# Start of PROVIDED MATERIAL

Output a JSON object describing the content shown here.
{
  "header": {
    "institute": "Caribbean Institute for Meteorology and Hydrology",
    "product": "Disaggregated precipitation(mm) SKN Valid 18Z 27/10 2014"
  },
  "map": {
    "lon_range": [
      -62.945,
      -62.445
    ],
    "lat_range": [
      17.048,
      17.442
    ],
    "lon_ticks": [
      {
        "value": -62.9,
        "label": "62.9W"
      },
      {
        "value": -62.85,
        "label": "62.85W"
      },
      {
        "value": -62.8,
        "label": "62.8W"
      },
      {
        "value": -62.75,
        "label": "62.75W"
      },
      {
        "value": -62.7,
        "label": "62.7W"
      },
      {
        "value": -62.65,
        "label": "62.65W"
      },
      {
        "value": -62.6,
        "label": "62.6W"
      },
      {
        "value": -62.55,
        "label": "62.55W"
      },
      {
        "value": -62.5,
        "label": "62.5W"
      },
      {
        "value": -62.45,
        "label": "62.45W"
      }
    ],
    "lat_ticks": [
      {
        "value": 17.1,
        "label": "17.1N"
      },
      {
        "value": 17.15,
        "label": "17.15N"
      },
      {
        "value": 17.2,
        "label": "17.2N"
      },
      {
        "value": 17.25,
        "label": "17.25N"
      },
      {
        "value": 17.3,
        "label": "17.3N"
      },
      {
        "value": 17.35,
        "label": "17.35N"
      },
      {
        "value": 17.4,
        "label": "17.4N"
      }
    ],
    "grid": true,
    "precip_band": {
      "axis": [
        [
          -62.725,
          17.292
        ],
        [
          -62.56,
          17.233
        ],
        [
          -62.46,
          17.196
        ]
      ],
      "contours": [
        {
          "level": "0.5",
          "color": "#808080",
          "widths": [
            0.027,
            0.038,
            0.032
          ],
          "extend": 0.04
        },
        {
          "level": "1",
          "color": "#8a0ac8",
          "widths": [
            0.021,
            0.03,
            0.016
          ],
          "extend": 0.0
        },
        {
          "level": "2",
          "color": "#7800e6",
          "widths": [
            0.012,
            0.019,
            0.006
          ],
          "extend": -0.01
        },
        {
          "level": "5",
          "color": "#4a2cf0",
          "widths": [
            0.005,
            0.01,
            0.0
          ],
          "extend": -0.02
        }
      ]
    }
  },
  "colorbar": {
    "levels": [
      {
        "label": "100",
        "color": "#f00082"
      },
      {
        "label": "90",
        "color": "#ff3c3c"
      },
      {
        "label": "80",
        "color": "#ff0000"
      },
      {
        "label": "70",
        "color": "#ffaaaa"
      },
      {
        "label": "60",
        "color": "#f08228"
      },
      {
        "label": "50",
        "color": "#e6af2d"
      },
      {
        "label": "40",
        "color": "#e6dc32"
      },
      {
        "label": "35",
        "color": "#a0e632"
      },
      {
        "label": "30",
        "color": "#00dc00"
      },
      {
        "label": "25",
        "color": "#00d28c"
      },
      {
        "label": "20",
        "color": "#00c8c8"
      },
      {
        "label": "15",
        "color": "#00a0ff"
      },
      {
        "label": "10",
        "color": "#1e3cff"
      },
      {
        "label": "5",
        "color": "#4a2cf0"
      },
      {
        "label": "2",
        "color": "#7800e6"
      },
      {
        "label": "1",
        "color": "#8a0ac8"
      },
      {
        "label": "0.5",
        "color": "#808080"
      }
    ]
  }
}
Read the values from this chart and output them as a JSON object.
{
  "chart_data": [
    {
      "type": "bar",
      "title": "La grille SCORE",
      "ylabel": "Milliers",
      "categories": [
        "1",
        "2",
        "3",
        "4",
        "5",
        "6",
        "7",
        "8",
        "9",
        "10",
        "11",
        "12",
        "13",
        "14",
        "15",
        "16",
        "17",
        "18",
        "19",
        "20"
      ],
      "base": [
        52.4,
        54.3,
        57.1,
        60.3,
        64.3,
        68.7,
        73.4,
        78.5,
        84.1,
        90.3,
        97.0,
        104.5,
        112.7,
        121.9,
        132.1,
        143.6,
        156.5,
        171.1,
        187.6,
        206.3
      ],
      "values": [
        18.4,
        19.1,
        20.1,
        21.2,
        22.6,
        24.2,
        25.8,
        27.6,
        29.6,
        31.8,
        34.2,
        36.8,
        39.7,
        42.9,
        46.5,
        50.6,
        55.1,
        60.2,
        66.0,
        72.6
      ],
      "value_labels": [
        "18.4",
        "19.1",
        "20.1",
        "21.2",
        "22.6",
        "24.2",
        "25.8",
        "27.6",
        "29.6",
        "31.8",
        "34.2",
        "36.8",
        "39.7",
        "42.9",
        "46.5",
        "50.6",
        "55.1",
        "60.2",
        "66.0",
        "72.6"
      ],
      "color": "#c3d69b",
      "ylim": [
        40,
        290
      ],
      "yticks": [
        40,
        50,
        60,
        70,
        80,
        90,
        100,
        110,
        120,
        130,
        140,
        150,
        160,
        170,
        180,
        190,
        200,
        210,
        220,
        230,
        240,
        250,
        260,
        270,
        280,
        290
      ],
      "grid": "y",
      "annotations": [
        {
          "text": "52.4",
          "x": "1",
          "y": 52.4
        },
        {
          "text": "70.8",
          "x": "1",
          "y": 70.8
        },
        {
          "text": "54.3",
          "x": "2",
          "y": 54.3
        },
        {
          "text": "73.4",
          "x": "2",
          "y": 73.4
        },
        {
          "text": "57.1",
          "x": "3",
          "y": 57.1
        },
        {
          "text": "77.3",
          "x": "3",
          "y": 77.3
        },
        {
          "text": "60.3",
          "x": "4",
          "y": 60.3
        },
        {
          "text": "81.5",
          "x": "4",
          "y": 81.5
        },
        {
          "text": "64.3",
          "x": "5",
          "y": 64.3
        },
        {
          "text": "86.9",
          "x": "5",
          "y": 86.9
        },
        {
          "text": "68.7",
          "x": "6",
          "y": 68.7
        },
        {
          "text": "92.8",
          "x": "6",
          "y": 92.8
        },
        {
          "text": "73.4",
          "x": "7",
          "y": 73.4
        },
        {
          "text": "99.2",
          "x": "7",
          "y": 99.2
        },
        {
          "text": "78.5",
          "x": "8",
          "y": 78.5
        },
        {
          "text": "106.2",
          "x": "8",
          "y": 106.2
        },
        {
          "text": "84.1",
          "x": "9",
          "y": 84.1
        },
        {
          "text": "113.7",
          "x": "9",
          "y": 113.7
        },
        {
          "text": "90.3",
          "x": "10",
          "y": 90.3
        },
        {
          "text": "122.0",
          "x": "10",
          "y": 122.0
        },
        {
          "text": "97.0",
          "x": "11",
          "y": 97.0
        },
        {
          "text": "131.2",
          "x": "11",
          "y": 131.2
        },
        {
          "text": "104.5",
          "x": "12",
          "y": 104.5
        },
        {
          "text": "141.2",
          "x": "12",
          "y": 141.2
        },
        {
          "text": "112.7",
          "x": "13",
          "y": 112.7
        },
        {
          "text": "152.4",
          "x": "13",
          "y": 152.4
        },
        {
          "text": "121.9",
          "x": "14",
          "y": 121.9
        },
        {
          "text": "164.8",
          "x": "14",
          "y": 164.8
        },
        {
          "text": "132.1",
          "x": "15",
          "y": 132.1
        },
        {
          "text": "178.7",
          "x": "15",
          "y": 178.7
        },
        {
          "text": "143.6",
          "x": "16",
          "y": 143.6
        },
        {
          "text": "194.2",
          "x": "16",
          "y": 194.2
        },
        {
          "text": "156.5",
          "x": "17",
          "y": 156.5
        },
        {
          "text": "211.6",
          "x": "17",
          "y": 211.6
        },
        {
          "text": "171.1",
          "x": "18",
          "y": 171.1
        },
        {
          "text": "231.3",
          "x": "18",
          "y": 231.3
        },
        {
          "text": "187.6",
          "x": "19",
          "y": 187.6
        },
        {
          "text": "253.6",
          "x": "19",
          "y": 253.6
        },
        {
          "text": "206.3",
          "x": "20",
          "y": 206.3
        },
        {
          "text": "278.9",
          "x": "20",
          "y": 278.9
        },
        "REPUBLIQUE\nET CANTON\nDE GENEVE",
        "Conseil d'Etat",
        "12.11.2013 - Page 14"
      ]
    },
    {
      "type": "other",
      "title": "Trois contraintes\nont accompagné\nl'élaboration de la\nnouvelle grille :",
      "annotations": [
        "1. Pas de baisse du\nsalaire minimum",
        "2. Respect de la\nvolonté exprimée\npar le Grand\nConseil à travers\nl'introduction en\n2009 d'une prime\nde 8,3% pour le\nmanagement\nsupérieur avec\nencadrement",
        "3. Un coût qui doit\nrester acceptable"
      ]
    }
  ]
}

# End of PROVIDED MATERIAL

__TASK TO COMPLETE__
Copy every line of the listing that contains the word "title".

__WRITTEN SOLUTION__
      "title": "La grille SCORE",
      "title": "Trois contraintes\nont accompagné\nl'élaboration de la\nnouvelle grille :",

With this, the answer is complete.